- _Task instructions_
Locate the line containing "What does this" in the entries below, then retype it and every later line exactly, leaving out pictures.

********

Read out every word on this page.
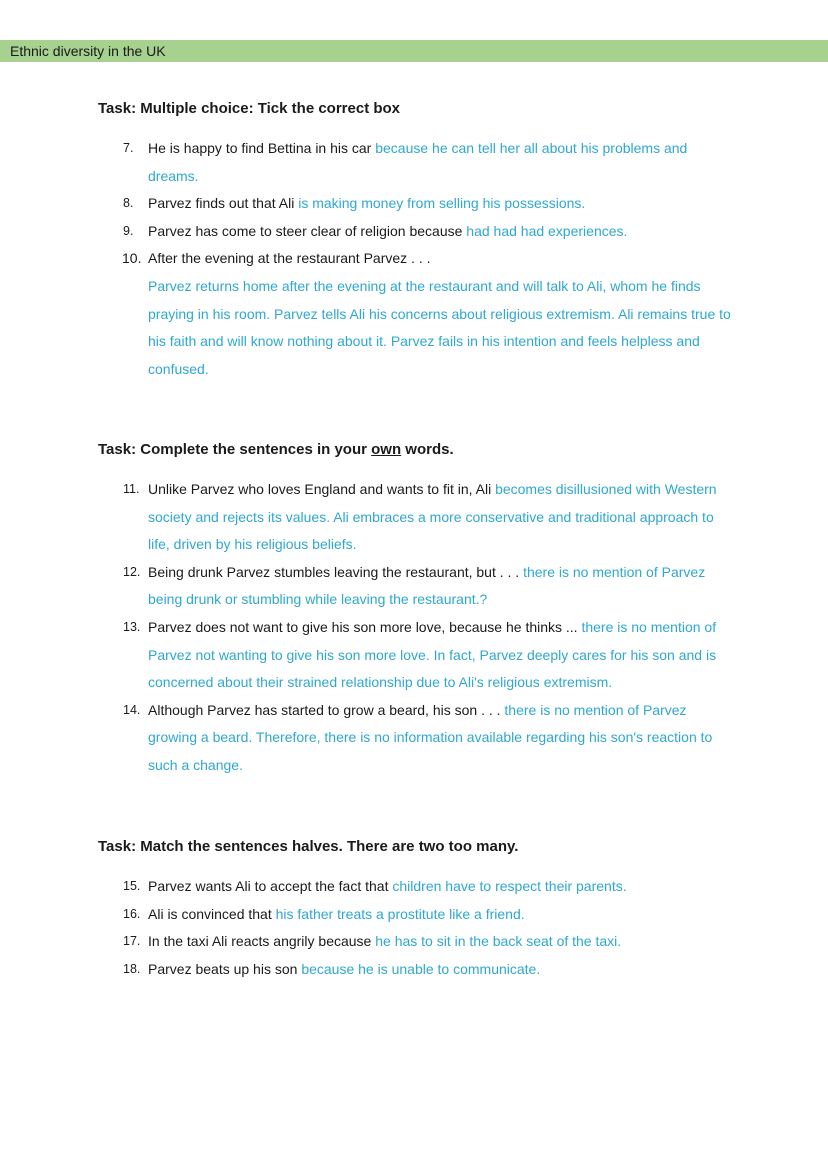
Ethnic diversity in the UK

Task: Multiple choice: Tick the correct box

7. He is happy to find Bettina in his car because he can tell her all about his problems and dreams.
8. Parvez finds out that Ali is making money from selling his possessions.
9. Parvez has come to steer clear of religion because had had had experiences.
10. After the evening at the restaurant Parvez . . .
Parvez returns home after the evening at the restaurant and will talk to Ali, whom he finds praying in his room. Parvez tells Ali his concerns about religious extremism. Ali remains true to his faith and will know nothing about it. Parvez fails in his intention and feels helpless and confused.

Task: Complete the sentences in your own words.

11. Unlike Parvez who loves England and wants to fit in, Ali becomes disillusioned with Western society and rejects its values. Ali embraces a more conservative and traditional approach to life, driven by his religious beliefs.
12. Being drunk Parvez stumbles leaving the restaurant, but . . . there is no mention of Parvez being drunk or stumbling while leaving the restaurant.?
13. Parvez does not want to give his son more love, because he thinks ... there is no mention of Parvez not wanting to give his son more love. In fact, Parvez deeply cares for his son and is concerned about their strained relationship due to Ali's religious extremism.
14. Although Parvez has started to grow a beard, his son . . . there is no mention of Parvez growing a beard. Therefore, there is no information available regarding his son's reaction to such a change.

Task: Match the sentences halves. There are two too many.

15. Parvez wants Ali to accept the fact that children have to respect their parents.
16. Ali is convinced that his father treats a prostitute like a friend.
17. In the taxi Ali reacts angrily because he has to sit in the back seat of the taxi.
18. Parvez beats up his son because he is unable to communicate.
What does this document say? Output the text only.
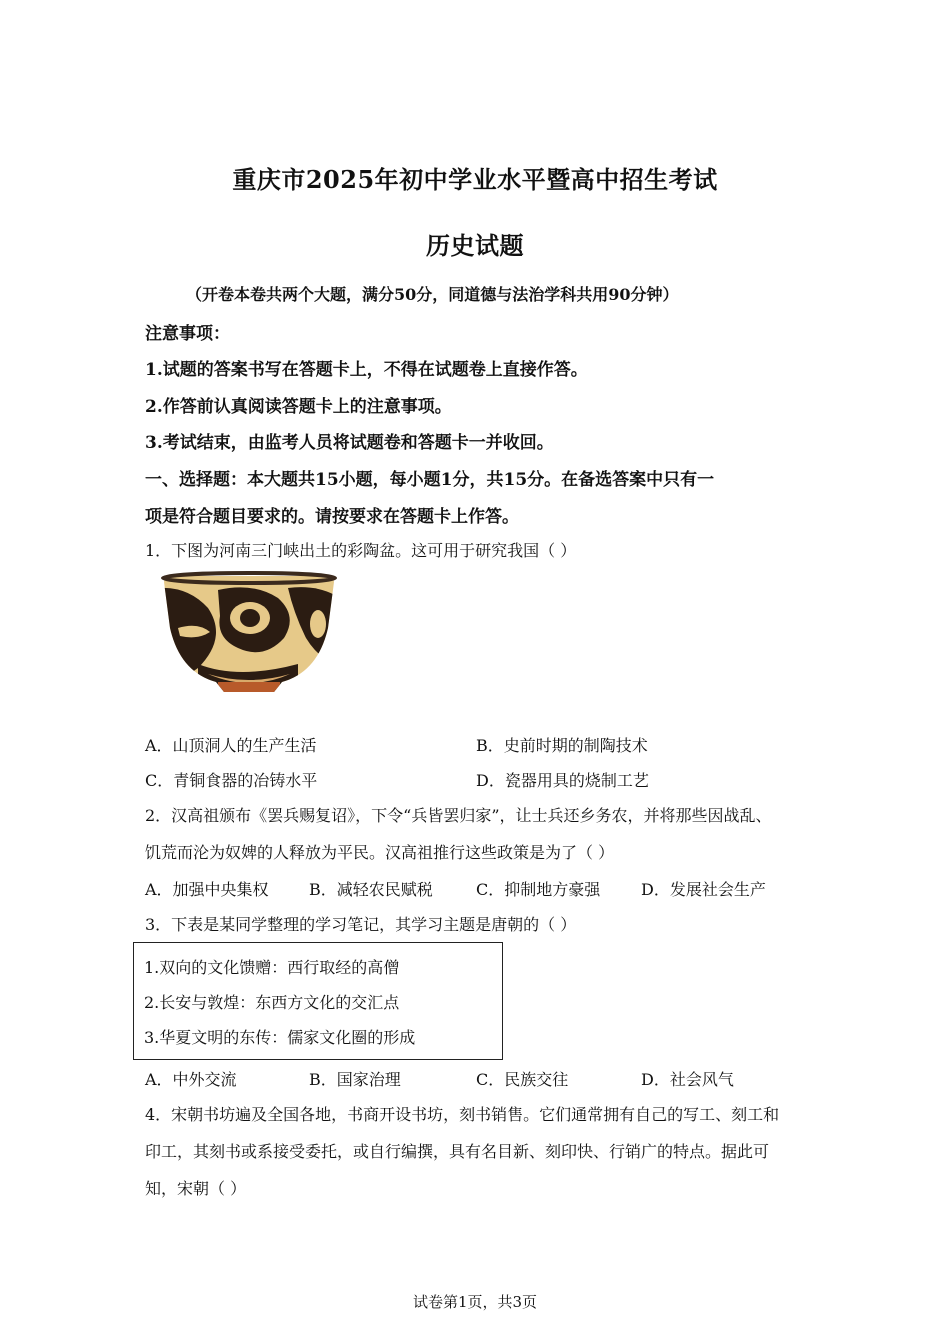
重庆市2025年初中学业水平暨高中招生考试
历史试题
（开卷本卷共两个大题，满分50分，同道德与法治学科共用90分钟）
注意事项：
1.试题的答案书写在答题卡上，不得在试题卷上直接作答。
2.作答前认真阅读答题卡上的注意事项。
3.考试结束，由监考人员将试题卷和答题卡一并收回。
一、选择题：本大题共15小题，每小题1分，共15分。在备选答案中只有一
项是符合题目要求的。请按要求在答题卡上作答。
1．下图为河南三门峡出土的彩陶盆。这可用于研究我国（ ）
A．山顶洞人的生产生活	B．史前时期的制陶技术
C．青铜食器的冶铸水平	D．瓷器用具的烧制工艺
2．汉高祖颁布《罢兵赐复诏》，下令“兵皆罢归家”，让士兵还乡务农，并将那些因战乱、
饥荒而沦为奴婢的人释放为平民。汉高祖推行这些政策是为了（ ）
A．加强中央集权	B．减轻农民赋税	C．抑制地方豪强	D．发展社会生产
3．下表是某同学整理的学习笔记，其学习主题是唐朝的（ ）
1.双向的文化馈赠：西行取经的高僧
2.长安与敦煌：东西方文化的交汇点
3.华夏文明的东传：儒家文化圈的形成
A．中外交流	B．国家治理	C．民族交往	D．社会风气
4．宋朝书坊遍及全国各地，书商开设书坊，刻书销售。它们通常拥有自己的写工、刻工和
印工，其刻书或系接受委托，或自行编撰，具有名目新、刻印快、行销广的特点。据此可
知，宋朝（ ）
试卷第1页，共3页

********

- _Written response_
What does this document say? Output the text only.
重庆市2025年初中学业水平暨高中招生考试
历史试题
（开卷本卷共两个大题，满分50分，同道德与法治学科共用90分钟）
注意事项：
1.试题的答案书写在答题卡上，不得在试题卷上直接作答。
2.作答前认真阅读答题卡上的注意事项。
3.考试结束，由监考人员将试题卷和答题卡一并收回。
一、选择题：本大题共15小题，每小题1分，共15分。在备选答案中只有一
项是符合题目要求的。请按要求在答题卡上作答。
1．下图为河南三门峡出土的彩陶盆。这可用于研究我国（ ）
A．山顶洞人的生产生活	B．史前时期的制陶技术
C．青铜食器的冶铸水平	D．瓷器用具的烧制工艺
2．汉高祖颁布《罢兵赐复诏》，下令“兵皆罢归家”，让士兵还乡务农，并将那些因战乱、
饥荒而沦为奴婢的人释放为平民。汉高祖推行这些政策是为了（ ）
A．加强中央集权	B．减轻农民赋税	C．抑制地方豪强	D．发展社会生产
3．下表是某同学整理的学习笔记，其学习主题是唐朝的（ ）
1.双向的文化馈赠：西行取经的高僧
2.长安与敦煌：东西方文化的交汇点
3.华夏文明的东传：儒家文化圈的形成
A．中外交流	B．国家治理	C．民族交往	D．社会风气
4．宋朝书坊遍及全国各地，书商开设书坊，刻书销售。它们通常拥有自己的写工、刻工和
印工，其刻书或系接受委托，或自行编撰，具有名目新、刻印快、行销广的特点。据此可
知，宋朝（ ）
试卷第1页，共3页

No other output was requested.